▶ _STATED PROBLEM_
Repeat, exactly and completely, the entries shown underneath.

###

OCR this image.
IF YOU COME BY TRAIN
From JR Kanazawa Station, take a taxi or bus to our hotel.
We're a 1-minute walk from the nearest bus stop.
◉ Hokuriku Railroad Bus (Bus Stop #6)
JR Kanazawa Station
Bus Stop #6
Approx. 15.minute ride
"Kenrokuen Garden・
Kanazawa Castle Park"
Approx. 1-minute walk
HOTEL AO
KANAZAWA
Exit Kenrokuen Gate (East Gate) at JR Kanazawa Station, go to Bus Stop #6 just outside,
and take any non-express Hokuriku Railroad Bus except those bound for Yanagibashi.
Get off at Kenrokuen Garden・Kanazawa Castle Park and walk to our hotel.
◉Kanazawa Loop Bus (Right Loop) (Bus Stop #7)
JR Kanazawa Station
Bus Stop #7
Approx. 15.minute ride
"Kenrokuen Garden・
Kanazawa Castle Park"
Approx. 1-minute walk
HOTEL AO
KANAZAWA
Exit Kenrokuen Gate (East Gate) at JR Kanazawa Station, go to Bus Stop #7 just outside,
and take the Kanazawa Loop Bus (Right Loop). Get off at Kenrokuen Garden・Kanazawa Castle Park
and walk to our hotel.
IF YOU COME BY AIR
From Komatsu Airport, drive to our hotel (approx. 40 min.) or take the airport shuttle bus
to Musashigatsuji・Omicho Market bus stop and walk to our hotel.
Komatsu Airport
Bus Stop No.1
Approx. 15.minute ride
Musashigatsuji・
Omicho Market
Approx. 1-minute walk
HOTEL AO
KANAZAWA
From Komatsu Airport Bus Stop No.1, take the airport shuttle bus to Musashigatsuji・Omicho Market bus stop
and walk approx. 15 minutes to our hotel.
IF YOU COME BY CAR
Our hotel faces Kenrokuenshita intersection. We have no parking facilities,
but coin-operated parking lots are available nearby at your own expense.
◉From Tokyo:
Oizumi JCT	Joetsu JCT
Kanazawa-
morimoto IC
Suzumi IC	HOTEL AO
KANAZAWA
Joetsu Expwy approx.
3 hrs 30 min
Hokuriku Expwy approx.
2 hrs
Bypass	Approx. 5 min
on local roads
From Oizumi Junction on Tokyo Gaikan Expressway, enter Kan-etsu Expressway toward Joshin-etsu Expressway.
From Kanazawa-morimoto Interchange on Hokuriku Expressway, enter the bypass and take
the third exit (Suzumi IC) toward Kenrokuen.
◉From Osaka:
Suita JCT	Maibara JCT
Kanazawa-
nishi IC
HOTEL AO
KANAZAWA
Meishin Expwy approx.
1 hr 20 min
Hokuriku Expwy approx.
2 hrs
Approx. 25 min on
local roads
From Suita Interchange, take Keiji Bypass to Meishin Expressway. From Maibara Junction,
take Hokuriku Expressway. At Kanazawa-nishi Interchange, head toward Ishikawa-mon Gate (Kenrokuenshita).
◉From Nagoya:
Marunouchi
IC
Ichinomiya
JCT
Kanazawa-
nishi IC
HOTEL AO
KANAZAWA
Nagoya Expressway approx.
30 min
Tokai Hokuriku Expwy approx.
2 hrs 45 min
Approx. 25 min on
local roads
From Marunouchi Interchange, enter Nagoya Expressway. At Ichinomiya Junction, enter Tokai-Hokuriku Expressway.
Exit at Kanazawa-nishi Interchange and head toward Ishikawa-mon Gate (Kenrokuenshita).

###

▶ _EXERCISE RESULT_
OCR this image.
IF YOU COME BY TRAIN
From JR Kanazawa Station, take a taxi or bus to our hotel.
We're a 1-minute walk from the nearest bus stop.
◉ Hokuriku Railroad Bus (Bus Stop #6)
JR Kanazawa Station
Bus Stop #6
Approx. 15.minute ride
"Kenrokuen Garden・
Kanazawa Castle Park"
Approx. 1-minute walk
HOTEL AO
KANAZAWA
Exit Kenrokuen Gate (East Gate) at JR Kanazawa Station, go to Bus Stop #6 just outside,
and take any non-express Hokuriku Railroad Bus except those bound for Yanagibashi.
Get off at Kenrokuen Garden・Kanazawa Castle Park and walk to our hotel.
◉Kanazawa Loop Bus (Right Loop) (Bus Stop #7)
JR Kanazawa Station
Bus Stop #7
Approx. 15.minute ride
"Kenrokuen Garden・
Kanazawa Castle Park"
Approx. 1-minute walk
HOTEL AO
KANAZAWA
Exit Kenrokuen Gate (East Gate) at JR Kanazawa Station, go to Bus Stop #7 just outside,
and take the Kanazawa Loop Bus (Right Loop). Get off at Kenrokuen Garden・Kanazawa Castle Park
and walk to our hotel.
IF YOU COME BY AIR
From Komatsu Airport, drive to our hotel (approx. 40 min.) or take the airport shuttle bus
to Musashigatsuji・Omicho Market bus stop and walk to our hotel.
Komatsu Airport
Bus Stop No.1
Approx. 15.minute ride
Musashigatsuji・
Omicho Market
Approx. 1-minute walk
HOTEL AO
KANAZAWA
From Komatsu Airport Bus Stop No.1, take the airport shuttle bus to Musashigatsuji・Omicho Market bus stop
and walk approx. 15 minutes to our hotel.
IF YOU COME BY CAR
Our hotel faces Kenrokuenshita intersection. We have no parking facilities,
but coin-operated parking lots are available nearby at your own expense.
◉From Tokyo:
Oizumi JCT	Joetsu JCT
Kanazawa-
morimoto IC
Suzumi IC	HOTEL AO
KANAZAWA
Joetsu Expwy approx.
3 hrs 30 min
Hokuriku Expwy approx.
2 hrs
Bypass	Approx. 5 min
on local roads
From Oizumi Junction on Tokyo Gaikan Expressway, enter Kan-etsu Expressway toward Joshin-etsu Expressway.
From Kanazawa-morimoto Interchange on Hokuriku Expressway, enter the bypass and take
the third exit (Suzumi IC) toward Kenrokuen.
◉From Osaka:
Suita JCT	Maibara JCT
Kanazawa-
nishi IC
HOTEL AO
KANAZAWA
Meishin Expwy approx.
1 hr 20 min
Hokuriku Expwy approx.
2 hrs
Approx. 25 min on
local roads
From Suita Interchange, take Keiji Bypass to Meishin Expressway. From Maibara Junction,
take Hokuriku Expressway. At Kanazawa-nishi Interchange, head toward Ishikawa-mon Gate (Kenrokuenshita).
◉From Nagoya:
Marunouchi
IC
Ichinomiya
JCT
Kanazawa-
nishi IC
HOTEL AO
KANAZAWA
Nagoya Expressway approx.
30 min
Tokai Hokuriku Expwy approx.
2 hrs 45 min
Approx. 25 min on
local roads
From Marunouchi Interchange, enter Nagoya Expressway. At Ichinomiya Junction, enter Tokai-Hokuriku Expressway.
Exit at Kanazawa-nishi Interchange and head toward Ishikawa-mon Gate (Kenrokuenshita).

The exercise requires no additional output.